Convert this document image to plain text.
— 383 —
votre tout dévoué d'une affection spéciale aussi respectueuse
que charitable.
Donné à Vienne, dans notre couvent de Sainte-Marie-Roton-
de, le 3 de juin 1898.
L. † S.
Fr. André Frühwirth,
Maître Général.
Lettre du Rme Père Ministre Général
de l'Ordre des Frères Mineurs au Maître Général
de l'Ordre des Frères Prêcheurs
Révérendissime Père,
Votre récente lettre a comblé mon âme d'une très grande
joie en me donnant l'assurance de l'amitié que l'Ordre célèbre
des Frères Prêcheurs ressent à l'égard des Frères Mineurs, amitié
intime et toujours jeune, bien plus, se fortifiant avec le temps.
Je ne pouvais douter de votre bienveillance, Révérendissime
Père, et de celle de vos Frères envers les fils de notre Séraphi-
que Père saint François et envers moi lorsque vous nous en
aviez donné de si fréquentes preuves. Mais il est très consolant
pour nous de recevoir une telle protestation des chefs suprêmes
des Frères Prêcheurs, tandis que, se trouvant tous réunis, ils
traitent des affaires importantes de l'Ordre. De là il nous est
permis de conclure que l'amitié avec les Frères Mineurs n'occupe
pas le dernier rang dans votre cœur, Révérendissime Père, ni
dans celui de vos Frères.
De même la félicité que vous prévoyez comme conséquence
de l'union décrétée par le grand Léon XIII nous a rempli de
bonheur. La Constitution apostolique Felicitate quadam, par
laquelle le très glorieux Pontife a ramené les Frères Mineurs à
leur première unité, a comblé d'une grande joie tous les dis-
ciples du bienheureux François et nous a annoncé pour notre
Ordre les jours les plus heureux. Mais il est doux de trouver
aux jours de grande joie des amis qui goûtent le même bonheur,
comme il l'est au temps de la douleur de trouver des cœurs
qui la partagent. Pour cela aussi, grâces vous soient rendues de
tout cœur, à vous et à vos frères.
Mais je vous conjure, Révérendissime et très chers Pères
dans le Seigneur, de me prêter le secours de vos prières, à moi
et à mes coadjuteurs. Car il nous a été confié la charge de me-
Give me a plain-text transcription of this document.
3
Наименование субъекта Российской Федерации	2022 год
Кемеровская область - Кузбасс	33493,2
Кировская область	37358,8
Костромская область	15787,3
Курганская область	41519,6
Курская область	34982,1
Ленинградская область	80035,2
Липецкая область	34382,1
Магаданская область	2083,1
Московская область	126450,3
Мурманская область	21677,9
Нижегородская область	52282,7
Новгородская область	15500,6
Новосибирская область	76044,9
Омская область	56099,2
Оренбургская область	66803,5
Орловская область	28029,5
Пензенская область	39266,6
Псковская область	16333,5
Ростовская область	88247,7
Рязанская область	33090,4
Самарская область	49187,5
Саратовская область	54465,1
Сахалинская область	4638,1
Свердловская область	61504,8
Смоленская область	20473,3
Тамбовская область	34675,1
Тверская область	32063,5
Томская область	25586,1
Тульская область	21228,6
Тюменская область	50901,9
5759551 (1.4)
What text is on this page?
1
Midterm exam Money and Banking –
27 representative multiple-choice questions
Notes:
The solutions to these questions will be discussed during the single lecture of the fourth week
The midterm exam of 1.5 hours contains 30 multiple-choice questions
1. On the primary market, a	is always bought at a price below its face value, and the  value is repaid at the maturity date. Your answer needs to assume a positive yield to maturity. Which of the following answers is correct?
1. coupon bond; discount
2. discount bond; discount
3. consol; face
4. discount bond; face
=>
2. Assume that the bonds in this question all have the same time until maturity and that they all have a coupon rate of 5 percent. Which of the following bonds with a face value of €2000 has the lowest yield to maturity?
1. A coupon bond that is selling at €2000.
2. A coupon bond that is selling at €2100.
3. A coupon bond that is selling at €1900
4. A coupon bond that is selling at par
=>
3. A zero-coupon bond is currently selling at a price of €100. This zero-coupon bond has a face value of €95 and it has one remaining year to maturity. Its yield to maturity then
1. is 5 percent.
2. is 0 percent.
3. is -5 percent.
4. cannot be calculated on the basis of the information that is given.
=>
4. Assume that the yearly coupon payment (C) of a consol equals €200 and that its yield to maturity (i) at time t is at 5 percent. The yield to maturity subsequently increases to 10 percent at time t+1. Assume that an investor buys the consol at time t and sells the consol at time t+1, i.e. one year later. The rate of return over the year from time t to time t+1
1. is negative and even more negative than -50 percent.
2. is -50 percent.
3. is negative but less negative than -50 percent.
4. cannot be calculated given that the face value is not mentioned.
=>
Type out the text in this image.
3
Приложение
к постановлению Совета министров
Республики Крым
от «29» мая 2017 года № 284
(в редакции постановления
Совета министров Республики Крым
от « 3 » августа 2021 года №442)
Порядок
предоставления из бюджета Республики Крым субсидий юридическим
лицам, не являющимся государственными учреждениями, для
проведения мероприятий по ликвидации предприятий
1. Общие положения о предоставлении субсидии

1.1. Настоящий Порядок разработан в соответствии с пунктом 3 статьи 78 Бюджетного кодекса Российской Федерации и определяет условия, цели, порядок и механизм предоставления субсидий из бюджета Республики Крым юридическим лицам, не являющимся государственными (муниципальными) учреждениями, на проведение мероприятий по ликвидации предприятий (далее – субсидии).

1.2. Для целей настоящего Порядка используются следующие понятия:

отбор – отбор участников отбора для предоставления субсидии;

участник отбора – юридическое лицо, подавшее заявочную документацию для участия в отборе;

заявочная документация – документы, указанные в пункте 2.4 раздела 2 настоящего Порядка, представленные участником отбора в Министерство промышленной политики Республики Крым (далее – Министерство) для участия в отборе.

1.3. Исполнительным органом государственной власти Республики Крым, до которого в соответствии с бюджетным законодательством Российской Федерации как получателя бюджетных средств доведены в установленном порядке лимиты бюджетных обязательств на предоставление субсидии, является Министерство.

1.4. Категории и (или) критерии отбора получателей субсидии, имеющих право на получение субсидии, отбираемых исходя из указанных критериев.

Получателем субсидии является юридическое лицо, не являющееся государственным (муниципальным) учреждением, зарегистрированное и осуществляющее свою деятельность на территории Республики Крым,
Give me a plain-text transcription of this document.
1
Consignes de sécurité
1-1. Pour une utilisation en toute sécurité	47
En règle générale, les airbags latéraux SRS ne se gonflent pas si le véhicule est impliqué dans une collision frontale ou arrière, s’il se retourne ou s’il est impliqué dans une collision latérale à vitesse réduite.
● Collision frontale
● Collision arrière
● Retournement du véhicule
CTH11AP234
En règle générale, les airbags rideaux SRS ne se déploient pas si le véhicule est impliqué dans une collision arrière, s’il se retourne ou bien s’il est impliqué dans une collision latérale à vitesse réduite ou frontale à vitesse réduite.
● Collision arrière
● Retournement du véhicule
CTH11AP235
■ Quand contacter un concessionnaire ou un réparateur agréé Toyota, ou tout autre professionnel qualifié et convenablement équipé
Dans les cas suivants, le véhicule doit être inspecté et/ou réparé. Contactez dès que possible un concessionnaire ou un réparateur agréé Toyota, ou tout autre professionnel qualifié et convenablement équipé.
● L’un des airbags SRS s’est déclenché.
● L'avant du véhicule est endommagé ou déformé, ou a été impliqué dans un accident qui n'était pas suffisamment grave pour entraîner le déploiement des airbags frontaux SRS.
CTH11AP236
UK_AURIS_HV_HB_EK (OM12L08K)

----

## Directive
Extract every record. Keep wording exact.

## Worked solution
Convert this document image to plain text.
— 383 —
votre tout dévoué d'une affection spéciale aussi respectueuse
que charitable.
Donné à Vienne, dans notre couvent de Sainte-Marie-Roton-
de, le 3 de juin 1898.
L. † S.
Fr. André Frühwirth,
Maître Général.
Lettre du Rme Père Ministre Général
de l'Ordre des Frères Mineurs au Maître Général
de l'Ordre des Frères Prêcheurs
Révérendissime Père,
Votre récente lettre a comblé mon âme d'une très grande
joie en me donnant l'assurance de l'amitié que l'Ordre célèbre
des Frères Prêcheurs ressent à l'égard des Frères Mineurs, amitié
intime et toujours jeune, bien plus, se fortifiant avec le temps.
Je ne pouvais douter de votre bienveillance, Révérendissime
Père, et de celle de vos Frères envers les fils de notre Séraphi-
que Père saint François et envers moi lorsque vous nous en
aviez donné de si fréquentes preuves. Mais il est très consolant
pour nous de recevoir une telle protestation des chefs suprêmes
des Frères Prêcheurs, tandis que, se trouvant tous réunis, ils
traitent des affaires importantes de l'Ordre. De là il nous est
permis de conclure que l'amitié avec les Frères Mineurs n'occupe
pas le dernier rang dans votre cœur, Révérendissime Père, ni
dans celui de vos Frères.
De même la félicité que vous prévoyez comme conséquence
de l'union décrétée par le grand Léon XIII nous a rempli de
bonheur. La Constitution apostolique Felicitate quadam, par
laquelle le très glorieux Pontife a ramené les Frères Mineurs à
leur première unité, a comblé d'une grande joie tous les dis-
ciples du bienheureux François et nous a annoncé pour notre
Ordre les jours les plus heureux. Mais il est doux de trouver
aux jours de grande joie des amis qui goûtent le même bonheur,
comme il l'est au temps de la douleur de trouver des cœurs
qui la partagent. Pour cela aussi, grâces vous soient rendues de
tout cœur, à vous et à vos frères.
Mais je vous conjure, Révérendissime et très chers Pères
dans le Seigneur, de me prêter le secours de vos prières, à moi
et à mes coadjuteurs. Car il nous a été confié la charge de me-
Give me a plain-text transcription of this document.
3
Наименование субъекта Российской Федерации	2022 год
Кемеровская область - Кузбасс	33493,2
Кировская область	37358,8
Костромская область	15787,3
Курганская область	41519,6
Курская область	34982,1
Ленинградская область	80035,2
Липецкая область	34382,1
Магаданская область	2083,1
Московская область	126450,3
Мурманская область	21677,9
Нижегородская область	52282,7
Новгородская область	15500,6
Новосибирская область	76044,9
Омская область	56099,2
Оренбургская область	66803,5
Орловская область	28029,5
Пензенская область	39266,6
Псковская область	16333,5
Ростовская область	88247,7
Рязанская область	33090,4
Самарская область	49187,5
Саратовская область	54465,1
Сахалинская область	4638,1
Свердловская область	61504,8
Смоленская область	20473,3
Тамбовская область	34675,1
Тверская область	32063,5
Томская область	25586,1
Тульская область	21228,6
Тюменская область	50901,9
5759551 (1.4)
What text is on this page?
1
Midterm exam Money and Banking –
27 representative multiple-choice questions
Notes:
The solutions to these questions will be discussed during the single lecture of the fourth week
The midterm exam of 1.5 hours contains 30 multiple-choice questions
1. On the primary market, a	is always bought at a price below its face value, and the  value is repaid at the maturity date. Your answer needs to assume a positive yield to maturity. Which of the following answers is correct?
1. coupon bond; discount
2. discount bond; discount
3. consol; face
4. discount bond; face
=>
2. Assume that the bonds in this question all have the same time until maturity and that they all have a coupon rate of 5 percent. Which of the following bonds with a face value of €2000 has the lowest yield to maturity?
1. A coupon bond that is selling at €2000.
2. A coupon bond that is selling at €2100.
3. A coupon bond that is selling at €1900
4. A coupon bond that is selling at par
=>
3. A zero-coupon bond is currently selling at a price of €100. This zero-coupon bond has a face value of €95 and it has one remaining year to maturity. Its yield to maturity then
1. is 5 percent.
2. is 0 percent.
3. is -5 percent.
4. cannot be calculated on the basis of the information that is given.
=>
4. Assume that the yearly coupon payment (C) of a consol equals €200 and that its yield to maturity (i) at time t is at 5 percent. The yield to maturity subsequently increases to 10 percent at time t+1. Assume that an investor buys the consol at time t and sells the consol at time t+1, i.e. one year later. The rate of return over the year from time t to time t+1
1. is negative and even more negative than -50 percent.
2. is -50 percent.
3. is negative but less negative than -50 percent.
4. cannot be calculated given that the face value is not mentioned.
=>
Type out the text in this image.
3
Приложение
к постановлению Совета министров
Республики Крым
от «29» мая 2017 года № 284
(в редакции постановления
Совета министров Республики Крым
от « 3 » августа 2021 года №442)
Порядок
предоставления из бюджета Республики Крым субсидий юридическим
лицам, не являющимся государственными учреждениями, для
проведения мероприятий по ликвидации предприятий
1. Общие положения о предоставлении субсидии

1.1. Настоящий Порядок разработан в соответствии с пунктом 3 статьи 78 Бюджетного кодекса Российской Федерации и определяет условия, цели, порядок и механизм предоставления субсидий из бюджета Республики Крым юридическим лицам, не являющимся государственными (муниципальными) учреждениями, на проведение мероприятий по ликвидации предприятий (далее – субсидии).

1.2. Для целей настоящего Порядка используются следующие понятия:

отбор – отбор участников отбора для предоставления субсидии;

участник отбора – юридическое лицо, подавшее заявочную документацию для участия в отборе;

заявочная документация – документы, указанные в пункте 2.4 раздела 2 настоящего Порядка, представленные участником отбора в Министерство промышленной политики Республики Крым (далее – Министерство) для участия в отборе.

1.3. Исполнительным органом государственной власти Республики Крым, до которого в соответствии с бюджетным законодательством Российской Федерации как получателя бюджетных средств доведены в установленном порядке лимиты бюджетных обязательств на предоставление субсидии, является Министерство.

1.4. Категории и (или) критерии отбора получателей субсидии, имеющих право на получение субсидии, отбираемых исходя из указанных критериев.

Получателем субсидии является юридическое лицо, не являющееся государственным (муниципальным) учреждением, зарегистрированное и осуществляющее свою деятельность на территории Республики Крым,
Give me a plain-text transcription of this document.
1
Consignes de sécurité
1-1. Pour une utilisation en toute sécurité	47
En règle générale, les airbags latéraux SRS ne se gonflent pas si le véhicule est impliqué dans une collision frontale ou arrière, s’il se retourne ou s’il est impliqué dans une collision latérale à vitesse réduite.
● Collision frontale
● Collision arrière
● Retournement du véhicule
CTH11AP234
En règle générale, les airbags rideaux SRS ne se déploient pas si le véhicule est impliqué dans une collision arrière, s’il se retourne ou bien s’il est impliqué dans une collision latérale à vitesse réduite ou frontale à vitesse réduite.
● Collision arrière
● Retournement du véhicule
CTH11AP235
■ Quand contacter un concessionnaire ou un réparateur agréé Toyota, ou tout autre professionnel qualifié et convenablement équipé
Dans les cas suivants, le véhicule doit être inspecté et/ou réparé. Contactez dès que possible un concessionnaire ou un réparateur agréé Toyota, ou tout autre professionnel qualifié et convenablement équipé.
● L’un des airbags SRS s’est déclenché.
● L'avant du véhicule est endommagé ou déformé, ou a été impliqué dans un accident qui n'était pas suffisamment grave pour entraîner le déploiement des airbags frontaux SRS.
CTH11AP236
UK_AURIS_HV_HB_EK (OM12L08K)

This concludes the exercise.